### PROVIDED PASSAGE
########

Krukenberg Tumor – Causes, Symptoms & Treatment
Krukenberg tumors can be seen in all age groups, with an average age of 45 years. In most countries, cancer that has metastasized to the ovary accounts for only about 1 to 2% of ovarian cancer; in the remainder, the ovary itself is the primary cancer site.
Cause of Krukenberg Tumor
Diet appears to play a major role in the development of stomach cancer. Nitroso compounds such as nitrites (found in smoked meats and fish) and nitrates (used in food preservatives), and high salt intake, likely contribute to this disease, whereas fresh vegetables are protective. The question of whether green tea also has any protective effects remains debatable. In women, stomach cancer can spread to the ovaries, referred to as a Krukenberg tumor.
Krukenberg tumors often come to the attention when they cause abdominal or pelvic pain, bloating, ascites, or pain during sexual intercourse. Krukenberg tumors can occasionally provoke a reaction of the ovarian stroma which leads to hormone production, that results in vaginal bleeding, a change in menstrual habits, or hirsutism, or occasionally virilization as a main symptom.
All these symptoms are non-specific and can also arise with a range of problems other than cancer, and a diagnosis can only be made following confirmatory investigations such as computed tomography (CT) scans, laparotomy and/or a biopsy of the ovary.
Since Krukenberg tumors are secondary (metastatic), management might logically be driven by identifying and treating the primary cancer. The optimal treatment of Krukenberg tumors is unclear. The role of surgical resection has not been adequately addressed but if metastasis is limited to the ovaries, surgery may improve survival. The role of chemotherapy and/or radiotherapy is uncertain but may be sometimes be beneficial.

########

### EXERCISE INSTRUCTIONS
**a.** In the Krukenberg tumor overview, what is the average age at which these tumors are seen?
**b.** Reproduce verbatim the portion of the Krukenberg tumor overview between "Since Krukenberg tumors" and "sometimes be beneficial.", inclusive.

### STUDY MATERIAL
########

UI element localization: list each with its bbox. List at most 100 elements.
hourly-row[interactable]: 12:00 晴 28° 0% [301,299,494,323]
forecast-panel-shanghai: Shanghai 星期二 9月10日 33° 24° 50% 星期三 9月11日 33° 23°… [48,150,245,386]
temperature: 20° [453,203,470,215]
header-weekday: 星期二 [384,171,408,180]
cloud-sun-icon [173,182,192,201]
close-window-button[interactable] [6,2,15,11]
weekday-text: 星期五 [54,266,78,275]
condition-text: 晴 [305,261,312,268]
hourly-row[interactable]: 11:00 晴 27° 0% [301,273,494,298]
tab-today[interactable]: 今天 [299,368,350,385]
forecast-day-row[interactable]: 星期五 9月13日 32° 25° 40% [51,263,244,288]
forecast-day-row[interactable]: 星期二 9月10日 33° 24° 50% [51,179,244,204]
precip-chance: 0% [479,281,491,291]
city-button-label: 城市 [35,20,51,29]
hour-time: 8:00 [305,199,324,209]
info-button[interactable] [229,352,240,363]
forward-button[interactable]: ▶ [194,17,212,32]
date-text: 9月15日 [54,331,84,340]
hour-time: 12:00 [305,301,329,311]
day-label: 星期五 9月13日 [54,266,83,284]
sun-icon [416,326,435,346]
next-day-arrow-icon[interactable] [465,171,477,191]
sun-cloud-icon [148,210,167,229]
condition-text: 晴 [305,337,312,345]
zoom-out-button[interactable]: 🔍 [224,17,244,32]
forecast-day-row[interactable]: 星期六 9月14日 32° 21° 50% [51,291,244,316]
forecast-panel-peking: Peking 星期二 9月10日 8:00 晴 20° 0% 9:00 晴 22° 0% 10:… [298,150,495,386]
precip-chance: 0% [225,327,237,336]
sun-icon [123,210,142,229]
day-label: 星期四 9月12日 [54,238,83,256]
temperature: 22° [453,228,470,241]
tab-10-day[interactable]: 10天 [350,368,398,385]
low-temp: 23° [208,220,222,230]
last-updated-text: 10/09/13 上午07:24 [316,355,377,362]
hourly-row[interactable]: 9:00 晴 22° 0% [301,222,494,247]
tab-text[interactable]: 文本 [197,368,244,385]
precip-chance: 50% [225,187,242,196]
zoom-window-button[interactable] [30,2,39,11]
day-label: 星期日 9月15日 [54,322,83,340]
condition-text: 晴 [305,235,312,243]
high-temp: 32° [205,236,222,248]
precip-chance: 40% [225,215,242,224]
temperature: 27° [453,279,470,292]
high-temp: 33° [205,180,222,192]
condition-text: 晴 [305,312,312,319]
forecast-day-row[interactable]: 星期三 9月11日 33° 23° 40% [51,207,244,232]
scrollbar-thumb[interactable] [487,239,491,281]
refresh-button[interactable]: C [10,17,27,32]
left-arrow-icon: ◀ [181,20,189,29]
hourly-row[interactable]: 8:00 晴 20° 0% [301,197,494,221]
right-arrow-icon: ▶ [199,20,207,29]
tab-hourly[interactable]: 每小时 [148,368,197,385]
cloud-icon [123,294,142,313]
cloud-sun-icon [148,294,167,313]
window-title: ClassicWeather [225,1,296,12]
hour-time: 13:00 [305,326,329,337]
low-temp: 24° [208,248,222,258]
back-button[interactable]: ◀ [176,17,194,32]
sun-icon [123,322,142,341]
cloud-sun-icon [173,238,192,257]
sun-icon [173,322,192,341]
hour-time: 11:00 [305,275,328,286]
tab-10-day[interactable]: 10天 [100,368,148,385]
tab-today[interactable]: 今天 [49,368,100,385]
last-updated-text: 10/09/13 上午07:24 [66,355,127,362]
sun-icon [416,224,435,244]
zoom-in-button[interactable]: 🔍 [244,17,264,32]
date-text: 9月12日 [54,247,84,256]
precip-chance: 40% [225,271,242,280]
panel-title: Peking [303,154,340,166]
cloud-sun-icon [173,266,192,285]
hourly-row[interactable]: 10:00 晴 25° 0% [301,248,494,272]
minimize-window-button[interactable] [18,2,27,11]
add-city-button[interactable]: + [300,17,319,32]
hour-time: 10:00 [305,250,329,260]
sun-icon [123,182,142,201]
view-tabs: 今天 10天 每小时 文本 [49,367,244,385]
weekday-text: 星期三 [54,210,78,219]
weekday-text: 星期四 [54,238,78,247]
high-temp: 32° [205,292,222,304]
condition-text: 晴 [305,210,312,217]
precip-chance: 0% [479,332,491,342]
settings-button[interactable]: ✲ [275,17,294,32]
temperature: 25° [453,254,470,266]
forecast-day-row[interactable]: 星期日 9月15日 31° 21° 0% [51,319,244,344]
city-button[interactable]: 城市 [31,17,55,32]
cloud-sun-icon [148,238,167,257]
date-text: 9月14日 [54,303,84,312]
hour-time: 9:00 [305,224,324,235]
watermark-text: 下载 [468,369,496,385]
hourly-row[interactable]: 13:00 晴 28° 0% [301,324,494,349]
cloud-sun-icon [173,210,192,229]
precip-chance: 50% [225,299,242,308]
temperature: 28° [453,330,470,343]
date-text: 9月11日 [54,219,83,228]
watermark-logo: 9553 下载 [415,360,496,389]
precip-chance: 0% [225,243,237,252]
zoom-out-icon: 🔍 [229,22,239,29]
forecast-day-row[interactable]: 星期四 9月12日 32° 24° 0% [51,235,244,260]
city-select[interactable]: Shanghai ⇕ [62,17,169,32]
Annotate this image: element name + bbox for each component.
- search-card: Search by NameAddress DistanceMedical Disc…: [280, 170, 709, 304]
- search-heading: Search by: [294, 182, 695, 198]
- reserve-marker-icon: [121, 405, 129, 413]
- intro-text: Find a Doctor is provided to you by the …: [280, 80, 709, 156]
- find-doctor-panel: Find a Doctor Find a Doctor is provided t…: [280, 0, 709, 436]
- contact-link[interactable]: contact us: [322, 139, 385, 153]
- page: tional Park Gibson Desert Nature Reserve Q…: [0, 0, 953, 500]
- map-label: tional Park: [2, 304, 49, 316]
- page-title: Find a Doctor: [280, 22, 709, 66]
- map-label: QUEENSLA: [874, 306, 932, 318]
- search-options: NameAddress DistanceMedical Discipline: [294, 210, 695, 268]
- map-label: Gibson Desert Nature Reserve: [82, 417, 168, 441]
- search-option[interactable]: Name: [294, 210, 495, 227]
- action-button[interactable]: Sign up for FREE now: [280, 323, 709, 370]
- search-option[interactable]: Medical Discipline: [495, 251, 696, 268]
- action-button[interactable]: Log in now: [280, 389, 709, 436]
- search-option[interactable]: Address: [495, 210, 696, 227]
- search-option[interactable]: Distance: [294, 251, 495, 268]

########

### LIST OF ANSWERS
**a.** 45 years

**b.**
Since Krukenberg tumors are secondary (metastatic), management might logically be driven by identifying and treating the primary cancer. The optimal treatment of Krukenberg tumors is unclear. The role of surgical resection has not been adequately addressed but if metastasis is limited to the ovaries, surgery may improve survival. The role of chemotherapy and/or radiotherapy is uncertain but may be sometimes be beneficial.